** begin DOCUMENT **

#286 Self Driving : The day I Became Redundant

The advantage of robotic cars of course is they will allow more free time for humans to catch up on email and cute kitten vids. But Smith’s mistrust of the “Future Perfect” is deep and abiding.

Dave Bowman: “Open the pod bay doors, HAL.”
HAL: “I’m sorry, Dave I’m afraid I can’t do that.”
Dave: “What’s the problem?”
HAL: “I think you know what the problem is just as well as I do.”
Dave: “What are you talking about, HAL?”
HAL: “This mission is too important for me to allow you to jeopardize it.”
2001: A Space Odyssey

A curious thing happened in Nevada in May this year: a car passed its driving test.
Yes, you read that right. After negotiating freeways, state highways, suburban subdivisions and even the Las Vegas strip on its own, a robotically-controlled Google autonomous vehicle based on a Toyota Prius was granted a special Nevada driver’s licence, allowing it to roam the streets without any human input. The robotic Prius uses a combination of mapping data, radar, laser sensors and video feeds all linked to a central processor that operates the vehicle’s controls. California is also said to be considering legislation to allow cars to drive themselves on its roads.
If you think this sounds a little scary, Google’s self driving cars have already established a safety record well beyond human achievability with over 200,000 collision-free miles. Human error at some level accounts for almost all crashes on the street, to the point where Google’s engineers consider human interference to be a “bug” in their control systems. Google executive chairman Eric Schmidt is even on record as saying it’s “amazing to me” that humans are allowed to drive at all.
The autonomous car isn’t much of a stretch from a technical standpoint. Cars already park themselves, automatically maintain safe distances in traffic, and use infrared to “see” hazards at night. And there’s certainly a big enough incentive for the driverless car. There are around 33,000 deaths and 1.2 million injuries on US roads each year (doubtless a proportionate toll in Canada), almost all attributable to human error. AAA estimates that costs the US a whopping $164.2 billion—aside from the personal suffering and distress.
I heard recently about research that shows today’s young drivers are far more interested in staying connected than with steering. When alerted to the dangers of distracted driving, texting teens will often respond that we’ve got it backwards: the car is the distraction, not the mobile device or dashboard display. They’d prefer the car took over the driving so they could watch more kitten videos. The car is getting in the way of their communications, not the other way around …
And future cars are going to carry a significantly larger load of connectivity, navigation and entertainment interfaces, whether fitted as original equipment or aftermarket. I remember a harrowing taxi ride in Warsaw a year or so ago as the driver wove his way through back-street traffic while catching up with his favourite soap on a TV plugged in the dash. That’s nothing compared to what’s coming down the pipe. The inexorable rise of distracted driving incidents will also steer us toward the self driving automobile .

** end DOCUMENT **
** begin DATA SECTION **

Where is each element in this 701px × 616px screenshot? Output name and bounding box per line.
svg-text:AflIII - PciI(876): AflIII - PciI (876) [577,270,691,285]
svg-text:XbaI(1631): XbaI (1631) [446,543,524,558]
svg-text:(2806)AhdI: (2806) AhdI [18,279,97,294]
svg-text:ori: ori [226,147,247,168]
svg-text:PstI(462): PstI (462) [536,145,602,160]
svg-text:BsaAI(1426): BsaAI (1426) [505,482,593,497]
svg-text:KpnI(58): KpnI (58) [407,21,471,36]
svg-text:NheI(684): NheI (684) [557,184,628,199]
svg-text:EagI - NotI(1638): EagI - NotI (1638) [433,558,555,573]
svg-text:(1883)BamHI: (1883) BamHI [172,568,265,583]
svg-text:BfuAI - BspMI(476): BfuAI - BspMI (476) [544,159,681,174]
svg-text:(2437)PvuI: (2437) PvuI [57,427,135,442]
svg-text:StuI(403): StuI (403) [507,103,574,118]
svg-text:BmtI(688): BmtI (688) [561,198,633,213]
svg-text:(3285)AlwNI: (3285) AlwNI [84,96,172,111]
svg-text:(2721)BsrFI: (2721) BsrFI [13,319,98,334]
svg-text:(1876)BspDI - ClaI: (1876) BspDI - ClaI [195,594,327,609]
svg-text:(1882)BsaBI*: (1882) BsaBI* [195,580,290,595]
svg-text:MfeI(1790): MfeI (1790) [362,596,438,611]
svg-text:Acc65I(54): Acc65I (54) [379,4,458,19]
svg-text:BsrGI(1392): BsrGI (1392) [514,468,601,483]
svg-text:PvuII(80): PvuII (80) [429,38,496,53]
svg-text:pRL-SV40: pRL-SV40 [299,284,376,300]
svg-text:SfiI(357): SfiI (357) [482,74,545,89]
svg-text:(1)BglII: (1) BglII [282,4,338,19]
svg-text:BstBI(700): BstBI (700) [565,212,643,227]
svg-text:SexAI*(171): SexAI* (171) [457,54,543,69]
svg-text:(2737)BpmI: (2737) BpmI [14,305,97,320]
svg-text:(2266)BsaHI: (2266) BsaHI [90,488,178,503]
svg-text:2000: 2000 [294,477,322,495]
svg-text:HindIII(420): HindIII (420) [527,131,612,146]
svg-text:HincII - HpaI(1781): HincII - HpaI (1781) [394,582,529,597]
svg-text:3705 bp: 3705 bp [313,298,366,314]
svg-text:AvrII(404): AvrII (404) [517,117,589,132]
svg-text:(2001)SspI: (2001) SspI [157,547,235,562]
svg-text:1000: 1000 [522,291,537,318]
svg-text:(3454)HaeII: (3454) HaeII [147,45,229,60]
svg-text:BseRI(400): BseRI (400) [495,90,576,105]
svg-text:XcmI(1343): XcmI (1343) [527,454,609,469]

** end DATA SECTION **

→ **WHAT THIS EXERCISE ASKS**
a: According to the self-driving car column, why do Google's engineers regard human interference as a "bug" in their control systems? Answer in one to three sentences.
b: Answer these questions from the self-driving car column, one line each:
(i) In which state did a car pass its driving test in May?
(ii) How many collision-free miles have Google's self-driving cars logged?
(iii) What cost does AAA estimate for the US?
c: Pick up the self-driving car column after its last sentence and write what comes next.
These lines aren't needed for anything here.

→ **RESPONSES FOR EACH TASK**
a: Human error at some level accounts for almost all crashes on the street. Google's engineers therefore treat human interference as a flaw in systems that have already driven over 200,000 miles without a collision.

b:
(i) Nevada
(ii) Over 200,000
(iii) $164.2 billion

c:
So if the NexGens aren’t interested in driving for its own sake, then the self-driving car may catch on faster than we think. Most commentators expect the first autonomous vehicles to be delivery and public service vehicles, taxis and buses. There is more work to be done, though: autonomous cars don’t yet cope well with snow, or with hand directions given by traffic cops and flaggers. The good news—they’ll never turn left across your path.
So projecting into the future when the majority of cars and trucks on the road are robotic and driven perfectly safely—always stopping at stop signs, never speeding, never running red lights, never making unsafe turns or changes of direction—whither motorcycles? At first take, it sounds like heaven. Cars will know you’re there and stay out of your way. And as all the cars will be designed to drive within the law at all times (after all, how can you give a car a ticket?), there’ll be little justification for traffic enforcement. A biker’s paradise?
What about robotic motorcycles? They’ve certainly been demonstrated—in the Defense Advanced Research Projects Agency (DARPA) Challenge, for example. But somehow I can’t see them catching on, unless it’s some kind of narrow-track three-wheeler like the Piaggio MP3. But then if your bike rides itself, you might as well get in a car.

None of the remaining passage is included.